══ Document segment ══

Summary: unix find and fastfind on SunOS and/or Solaris

From: Dan Penrod (penrod@whiplash.er.usgs.gov)
Date: Fri Jun 09 1995 - 14:48:46 CDT


Sun Managers did it again. Answered all three questions correctly in less
than 24 hours!

Kudos to Dr. Peter Watkins (peter@jrc.nl) for answering almost immediatly
with the correct answers. I'm going to use his summary (which is brief)
since I could do no better. Peter writes...

>Taking your questions in a completely random order;
>
> + For Solaris 2.x try the GNU version of 'find'. Currently
> at version 3.8 I think. This has the 'locate' function
> which replicates the fastfind feature.
> Try ugle.unit.no:/pub/gnu/find-3.8.tar.gz

Quite so. I grabbed a copy and it's a perfect solution for my solaris
machines that never came with a fast find. Gnu's Great!

> + I suspect that the reason for duplicate names is that
> updatedb is actually a script (try looking at it) which
> descends the filesystem structure. Consequently if you
> specify / and /fred then fred will get searched twice.

═══
══ Entries provided ══

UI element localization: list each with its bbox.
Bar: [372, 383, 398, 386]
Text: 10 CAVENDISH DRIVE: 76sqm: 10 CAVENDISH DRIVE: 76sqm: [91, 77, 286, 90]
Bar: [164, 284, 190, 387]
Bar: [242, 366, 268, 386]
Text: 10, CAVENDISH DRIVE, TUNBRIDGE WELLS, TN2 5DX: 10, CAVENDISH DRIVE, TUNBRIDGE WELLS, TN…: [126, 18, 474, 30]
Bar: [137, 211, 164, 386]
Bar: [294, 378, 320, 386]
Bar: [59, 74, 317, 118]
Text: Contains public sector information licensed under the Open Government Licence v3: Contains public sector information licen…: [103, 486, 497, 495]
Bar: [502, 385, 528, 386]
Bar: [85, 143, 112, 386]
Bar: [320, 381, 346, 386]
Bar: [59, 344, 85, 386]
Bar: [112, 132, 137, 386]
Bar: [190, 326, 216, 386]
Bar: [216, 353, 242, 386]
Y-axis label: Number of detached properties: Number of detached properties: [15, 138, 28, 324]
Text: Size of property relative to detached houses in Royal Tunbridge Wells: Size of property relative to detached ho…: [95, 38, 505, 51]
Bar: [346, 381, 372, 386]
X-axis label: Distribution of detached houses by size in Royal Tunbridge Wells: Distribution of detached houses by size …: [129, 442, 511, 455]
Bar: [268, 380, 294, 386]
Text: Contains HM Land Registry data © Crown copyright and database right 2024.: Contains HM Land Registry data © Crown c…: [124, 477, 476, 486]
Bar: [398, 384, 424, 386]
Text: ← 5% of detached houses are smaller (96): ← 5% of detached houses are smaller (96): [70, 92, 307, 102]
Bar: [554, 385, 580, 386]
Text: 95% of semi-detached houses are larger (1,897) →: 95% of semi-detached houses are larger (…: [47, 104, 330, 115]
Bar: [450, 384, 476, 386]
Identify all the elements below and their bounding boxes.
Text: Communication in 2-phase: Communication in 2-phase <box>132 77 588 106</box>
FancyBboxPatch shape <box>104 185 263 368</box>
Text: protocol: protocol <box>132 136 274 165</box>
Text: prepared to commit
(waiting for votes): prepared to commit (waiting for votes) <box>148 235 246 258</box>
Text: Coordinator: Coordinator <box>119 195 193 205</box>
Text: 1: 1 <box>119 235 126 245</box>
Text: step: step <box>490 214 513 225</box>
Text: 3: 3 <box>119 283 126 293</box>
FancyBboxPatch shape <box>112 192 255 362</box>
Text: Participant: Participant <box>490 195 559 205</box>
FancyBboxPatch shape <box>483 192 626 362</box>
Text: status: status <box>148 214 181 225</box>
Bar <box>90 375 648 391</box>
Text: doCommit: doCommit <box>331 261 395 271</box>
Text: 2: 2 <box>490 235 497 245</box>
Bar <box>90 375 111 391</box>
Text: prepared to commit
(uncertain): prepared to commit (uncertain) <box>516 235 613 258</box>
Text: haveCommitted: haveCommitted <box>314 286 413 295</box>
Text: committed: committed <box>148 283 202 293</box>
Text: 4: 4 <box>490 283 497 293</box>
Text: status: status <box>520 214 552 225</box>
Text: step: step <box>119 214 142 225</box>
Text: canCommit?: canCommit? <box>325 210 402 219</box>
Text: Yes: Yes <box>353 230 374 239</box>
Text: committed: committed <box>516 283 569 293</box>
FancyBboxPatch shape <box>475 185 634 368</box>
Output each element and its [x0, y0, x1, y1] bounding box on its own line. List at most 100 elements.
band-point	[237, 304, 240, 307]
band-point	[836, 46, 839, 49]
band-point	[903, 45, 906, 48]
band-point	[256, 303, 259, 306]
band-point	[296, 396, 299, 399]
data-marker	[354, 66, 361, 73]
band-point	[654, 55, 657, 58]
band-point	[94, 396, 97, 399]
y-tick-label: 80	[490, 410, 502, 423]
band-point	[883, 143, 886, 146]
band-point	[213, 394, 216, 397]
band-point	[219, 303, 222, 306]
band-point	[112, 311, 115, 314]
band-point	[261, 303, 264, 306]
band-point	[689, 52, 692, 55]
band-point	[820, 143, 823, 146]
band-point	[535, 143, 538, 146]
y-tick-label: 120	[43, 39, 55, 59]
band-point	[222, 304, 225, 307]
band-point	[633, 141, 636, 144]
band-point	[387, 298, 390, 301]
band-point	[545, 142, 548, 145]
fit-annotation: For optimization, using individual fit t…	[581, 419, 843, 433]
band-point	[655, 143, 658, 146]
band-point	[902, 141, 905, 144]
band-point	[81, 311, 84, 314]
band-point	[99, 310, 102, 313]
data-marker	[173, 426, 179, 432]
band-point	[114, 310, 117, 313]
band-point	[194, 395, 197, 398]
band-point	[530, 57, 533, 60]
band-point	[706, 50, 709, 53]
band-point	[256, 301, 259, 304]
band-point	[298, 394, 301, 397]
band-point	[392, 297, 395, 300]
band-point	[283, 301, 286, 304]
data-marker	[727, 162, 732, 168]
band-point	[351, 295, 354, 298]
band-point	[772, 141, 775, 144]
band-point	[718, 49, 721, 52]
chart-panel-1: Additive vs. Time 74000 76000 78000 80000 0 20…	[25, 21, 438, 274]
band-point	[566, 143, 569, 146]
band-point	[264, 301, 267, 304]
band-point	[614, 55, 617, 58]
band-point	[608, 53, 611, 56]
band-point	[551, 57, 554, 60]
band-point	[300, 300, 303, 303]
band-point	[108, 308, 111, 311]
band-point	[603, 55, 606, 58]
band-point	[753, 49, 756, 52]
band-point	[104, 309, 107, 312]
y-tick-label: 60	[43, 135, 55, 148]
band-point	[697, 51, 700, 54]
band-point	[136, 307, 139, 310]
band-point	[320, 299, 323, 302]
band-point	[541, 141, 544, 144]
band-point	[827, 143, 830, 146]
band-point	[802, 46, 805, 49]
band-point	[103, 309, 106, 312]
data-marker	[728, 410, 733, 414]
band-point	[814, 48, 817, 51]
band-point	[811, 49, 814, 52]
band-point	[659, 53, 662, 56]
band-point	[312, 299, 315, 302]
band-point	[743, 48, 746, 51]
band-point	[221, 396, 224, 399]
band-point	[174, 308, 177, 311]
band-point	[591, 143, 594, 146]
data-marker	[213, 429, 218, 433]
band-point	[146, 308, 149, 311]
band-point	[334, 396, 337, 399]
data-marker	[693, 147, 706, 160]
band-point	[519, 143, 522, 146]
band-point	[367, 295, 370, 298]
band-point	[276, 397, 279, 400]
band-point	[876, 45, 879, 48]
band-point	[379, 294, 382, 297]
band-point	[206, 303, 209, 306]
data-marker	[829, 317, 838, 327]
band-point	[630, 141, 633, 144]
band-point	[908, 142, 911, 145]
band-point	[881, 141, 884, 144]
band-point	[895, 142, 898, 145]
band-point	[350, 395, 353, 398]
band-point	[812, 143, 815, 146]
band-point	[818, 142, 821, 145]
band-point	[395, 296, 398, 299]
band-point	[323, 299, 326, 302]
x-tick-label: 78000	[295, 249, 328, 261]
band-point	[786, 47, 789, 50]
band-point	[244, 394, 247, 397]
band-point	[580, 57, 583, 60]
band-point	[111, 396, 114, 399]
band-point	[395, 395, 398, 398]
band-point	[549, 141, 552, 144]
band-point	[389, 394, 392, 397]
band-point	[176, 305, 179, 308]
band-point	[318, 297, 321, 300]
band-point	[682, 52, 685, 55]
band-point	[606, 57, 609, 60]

═══

Using the summary on find and fastfind, explain in one to three sentences why duplicate names might appear.

The suggested reason is that updatedb is actually a script that descends the filesystem structure. So if both / and /fred are specified, fred gets searched twice.